• GIVEN TASK
Please transcribe the data that follows without the pictures, keeping every word the same.

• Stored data
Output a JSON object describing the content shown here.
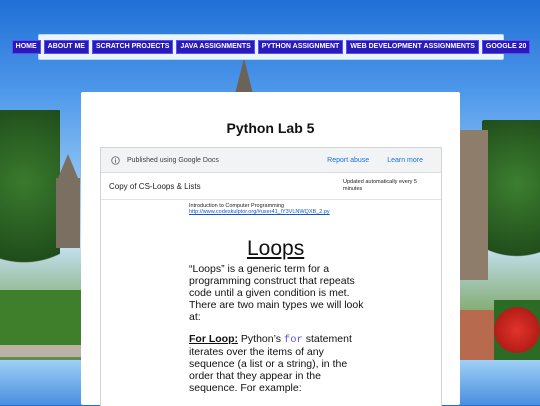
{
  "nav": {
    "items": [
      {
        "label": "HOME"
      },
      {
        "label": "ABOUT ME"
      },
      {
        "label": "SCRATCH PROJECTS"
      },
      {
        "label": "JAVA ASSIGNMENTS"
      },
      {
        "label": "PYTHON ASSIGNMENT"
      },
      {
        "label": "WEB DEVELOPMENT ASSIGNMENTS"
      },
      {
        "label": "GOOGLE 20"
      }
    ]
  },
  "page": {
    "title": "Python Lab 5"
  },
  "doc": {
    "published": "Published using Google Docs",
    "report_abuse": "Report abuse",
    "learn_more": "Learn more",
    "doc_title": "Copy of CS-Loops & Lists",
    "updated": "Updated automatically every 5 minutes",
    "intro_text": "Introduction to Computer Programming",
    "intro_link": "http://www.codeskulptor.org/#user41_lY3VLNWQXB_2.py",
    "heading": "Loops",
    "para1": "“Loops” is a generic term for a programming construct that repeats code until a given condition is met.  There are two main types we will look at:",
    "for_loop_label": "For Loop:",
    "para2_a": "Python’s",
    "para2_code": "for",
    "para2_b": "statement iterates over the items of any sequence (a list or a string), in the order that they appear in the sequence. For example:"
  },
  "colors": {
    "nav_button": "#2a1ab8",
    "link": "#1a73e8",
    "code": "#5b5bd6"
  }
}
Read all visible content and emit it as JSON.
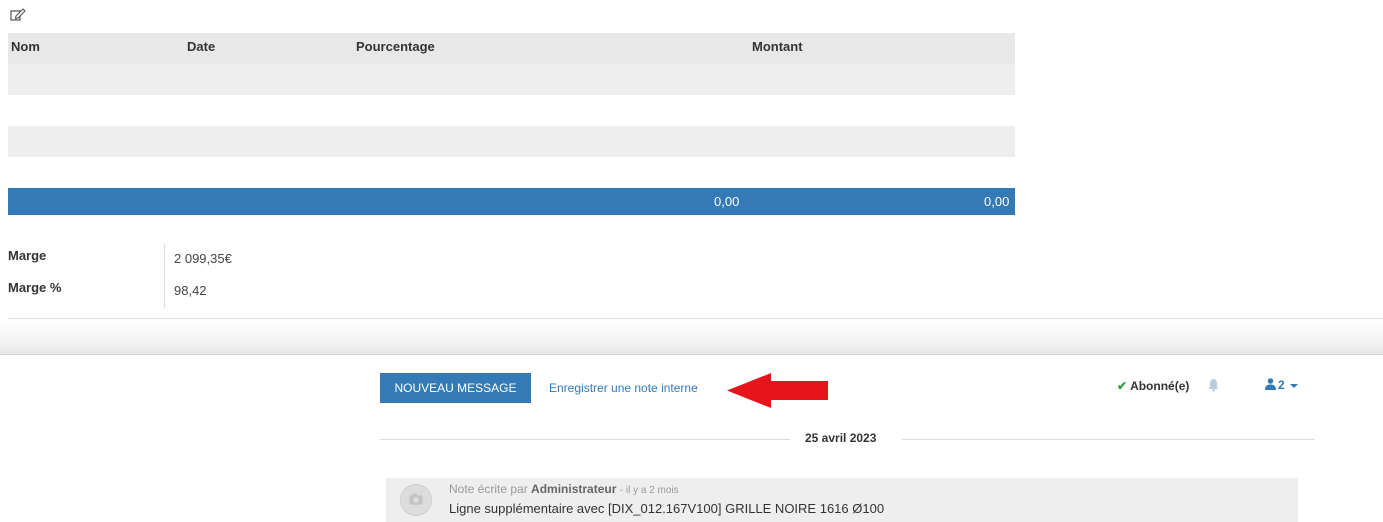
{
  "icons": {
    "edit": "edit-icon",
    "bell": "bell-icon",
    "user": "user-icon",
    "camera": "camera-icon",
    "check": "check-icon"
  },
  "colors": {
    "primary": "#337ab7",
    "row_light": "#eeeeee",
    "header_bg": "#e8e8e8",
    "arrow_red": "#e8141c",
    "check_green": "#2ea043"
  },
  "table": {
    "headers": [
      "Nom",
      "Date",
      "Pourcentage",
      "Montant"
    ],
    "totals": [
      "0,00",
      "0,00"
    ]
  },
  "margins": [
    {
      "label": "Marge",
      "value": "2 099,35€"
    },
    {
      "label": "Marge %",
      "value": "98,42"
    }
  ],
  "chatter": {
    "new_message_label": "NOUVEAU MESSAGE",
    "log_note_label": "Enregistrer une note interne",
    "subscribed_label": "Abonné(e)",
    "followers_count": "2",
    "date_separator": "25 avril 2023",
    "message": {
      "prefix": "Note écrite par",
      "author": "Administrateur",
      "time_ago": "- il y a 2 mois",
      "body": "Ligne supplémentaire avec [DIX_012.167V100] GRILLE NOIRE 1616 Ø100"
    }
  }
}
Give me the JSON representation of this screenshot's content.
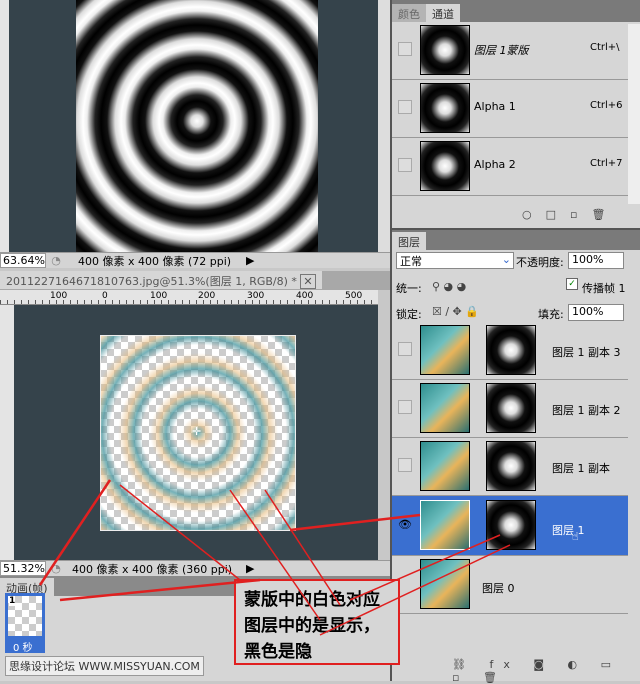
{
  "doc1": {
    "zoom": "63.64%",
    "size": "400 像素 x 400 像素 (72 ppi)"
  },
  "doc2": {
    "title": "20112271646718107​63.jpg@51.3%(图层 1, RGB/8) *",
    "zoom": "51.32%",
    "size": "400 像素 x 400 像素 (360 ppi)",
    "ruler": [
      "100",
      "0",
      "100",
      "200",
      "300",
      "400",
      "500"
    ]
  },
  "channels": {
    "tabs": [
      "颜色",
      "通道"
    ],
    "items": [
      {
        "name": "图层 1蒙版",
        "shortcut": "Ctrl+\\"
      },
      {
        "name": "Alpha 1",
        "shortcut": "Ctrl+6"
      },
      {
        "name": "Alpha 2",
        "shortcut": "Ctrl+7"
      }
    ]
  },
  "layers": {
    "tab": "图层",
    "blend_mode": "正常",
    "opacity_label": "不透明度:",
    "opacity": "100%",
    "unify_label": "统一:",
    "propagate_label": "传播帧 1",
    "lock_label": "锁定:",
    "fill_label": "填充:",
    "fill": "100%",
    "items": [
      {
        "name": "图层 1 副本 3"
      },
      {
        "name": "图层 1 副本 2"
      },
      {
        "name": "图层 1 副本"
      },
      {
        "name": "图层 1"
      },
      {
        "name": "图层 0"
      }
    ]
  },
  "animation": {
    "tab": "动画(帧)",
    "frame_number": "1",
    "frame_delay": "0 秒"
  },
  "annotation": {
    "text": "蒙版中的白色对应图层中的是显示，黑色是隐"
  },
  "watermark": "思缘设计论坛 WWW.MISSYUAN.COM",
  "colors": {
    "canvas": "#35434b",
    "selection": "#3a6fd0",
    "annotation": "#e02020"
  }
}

• TASK ANSWER
Output a JSON object describing the content shown here.
{
  "nav": {
    "items": [
      {
        "label": "HOME"
      },
      {
        "label": "ABOUT ME"
      },
      {
        "label": "SCRATCH PROJECTS"
      },
      {
        "label": "JAVA ASSIGNMENTS"
      },
      {
        "label": "PYTHON ASSIGNMENT"
      },
      {
        "label": "WEB DEVELOPMENT ASSIGNMENTS"
      },
      {
        "label": "GOOGLE 20"
      }
    ]
  },
  "page": {
    "title": "Python Lab 5"
  },
  "doc": {
    "published": "Published using Google Docs",
    "report_abuse": "Report abuse",
    "learn_more": "Learn more",
    "doc_title": "Copy of CS-Loops & Lists",
    "updated": "Updated automatically every 5 minutes",
    "intro_text": "Introduction to Computer Programming",
    "intro_link": "http://www.codeskulptor.org/#user41_lY3VLNWQXB_2.py",
    "heading": "Loops",
    "para1": "“Loops” is a generic term for a programming construct that repeats code until a given condition is met.  There are two main types we will look at:",
    "for_loop_label": "For Loop:",
    "para2_a": "Python’s",
    "para2_code": "for",
    "para2_b": "statement iterates over the items of any sequence (a list or a string), in the order that they appear in the sequence. For example:"
  },
  "colors": {
    "nav_button": "#2a1ab8",
    "link": "#1a73e8",
    "code": "#5b5bd6"
  }
}
Read all visible content and emit it as JSON.
{
  "icons": {
    "edit": "edit-icon",
    "bell": "bell-icon",
    "user": "user-icon",
    "camera": "camera-icon",
    "check": "check-icon"
  },
  "colors": {
    "primary": "#337ab7",
    "row_light": "#eeeeee",
    "header_bg": "#e8e8e8",
    "arrow_red": "#e8141c",
    "check_green": "#2ea043"
  },
  "table": {
    "headers": [
      "Nom",
      "Date",
      "Pourcentage",
      "Montant"
    ],
    "totals": [
      "0,00",
      "0,00"
    ]
  },
  "margins": [
    {
      "label": "Marge",
      "value": "2 099,35€"
    },
    {
      "label": "Marge %",
      "value": "98,42"
    }
  ],
  "chatter": {
    "new_message_label": "NOUVEAU MESSAGE",
    "log_note_label": "Enregistrer une note interne",
    "subscribed_label": "Abonné(e)",
    "followers_count": "2",
    "date_separator": "25 avril 2023",
    "message": {
      "prefix": "Note écrite par",
      "author": "Administrateur",
      "time_ago": "- il y a 2 mois",
      "body": "Ligne supplémentaire avec [DIX_012.167V100] GRILLE NOIRE 1616 Ø100"
    }
  }
}
Give me the JSON representation of this screenshot's content.
{
  "doc1": {
    "zoom": "63.64%",
    "size": "400 像素 x 400 像素 (72 ppi)"
  },
  "doc2": {
    "title": "20112271646718107​63.jpg@51.3%(图层 1, RGB/8) *",
    "zoom": "51.32%",
    "size": "400 像素 x 400 像素 (360 ppi)",
    "ruler": [
      "100",
      "0",
      "100",
      "200",
      "300",
      "400",
      "500"
    ]
  },
  "channels": {
    "tabs": [
      "颜色",
      "通道"
    ],
    "items": [
      {
        "name": "图层 1蒙版",
        "shortcut": "Ctrl+\\"
      },
      {
        "name": "Alpha 1",
        "shortcut": "Ctrl+6"
      },
      {
        "name": "Alpha 2",
        "shortcut": "Ctrl+7"
      }
    ]
  },
  "layers": {
    "tab": "图层",
    "blend_mode": "正常",
    "opacity_label": "不透明度:",
    "opacity": "100%",
    "unify_label": "统一:",
    "propagate_label": "传播帧 1",
    "lock_label": "锁定:",
    "fill_label": "填充:",
    "fill": "100%",
    "items": [
      {
        "name": "图层 1 副本 3"
      },
      {
        "name": "图层 1 副本 2"
      },
      {
        "name": "图层 1 副本"
      },
      {
        "name": "图层 1"
      },
      {
        "name": "图层 0"
      }
    ]
  },
  "animation": {
    "tab": "动画(帧)",
    "frame_number": "1",
    "frame_delay": "0 秒"
  },
  "annotation": {
    "text": "蒙版中的白色对应图层中的是显示，黑色是隐"
  },
  "watermark": "思缘设计论坛 WWW.MISSYUAN.COM",
  "colors": {
    "canvas": "#35434b",
    "selection": "#3a6fd0",
    "annotation": "#e02020"
  }
}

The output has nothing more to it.